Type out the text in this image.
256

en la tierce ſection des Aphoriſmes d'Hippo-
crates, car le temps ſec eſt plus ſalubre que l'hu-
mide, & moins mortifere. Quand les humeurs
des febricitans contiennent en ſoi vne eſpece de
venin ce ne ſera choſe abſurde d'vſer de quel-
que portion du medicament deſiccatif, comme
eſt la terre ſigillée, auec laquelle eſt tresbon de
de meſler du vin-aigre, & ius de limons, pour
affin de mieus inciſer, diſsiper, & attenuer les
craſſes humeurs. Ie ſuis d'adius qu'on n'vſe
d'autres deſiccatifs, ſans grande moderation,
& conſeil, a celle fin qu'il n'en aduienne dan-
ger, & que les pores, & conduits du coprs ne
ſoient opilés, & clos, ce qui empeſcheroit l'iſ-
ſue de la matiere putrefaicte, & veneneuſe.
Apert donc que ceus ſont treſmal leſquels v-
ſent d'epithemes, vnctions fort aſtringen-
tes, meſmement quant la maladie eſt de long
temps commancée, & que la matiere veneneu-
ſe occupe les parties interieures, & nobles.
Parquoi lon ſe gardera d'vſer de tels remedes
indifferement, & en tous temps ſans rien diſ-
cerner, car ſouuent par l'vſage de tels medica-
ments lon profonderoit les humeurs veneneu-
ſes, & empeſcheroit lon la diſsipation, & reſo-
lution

────

Search the entries for the word "tels" and copy every line that has it.

Expected answer:
Parquoi lon ſe gardera d'vſer de tels remedes
cerner, car ſouuent par l'vſage de tels medica-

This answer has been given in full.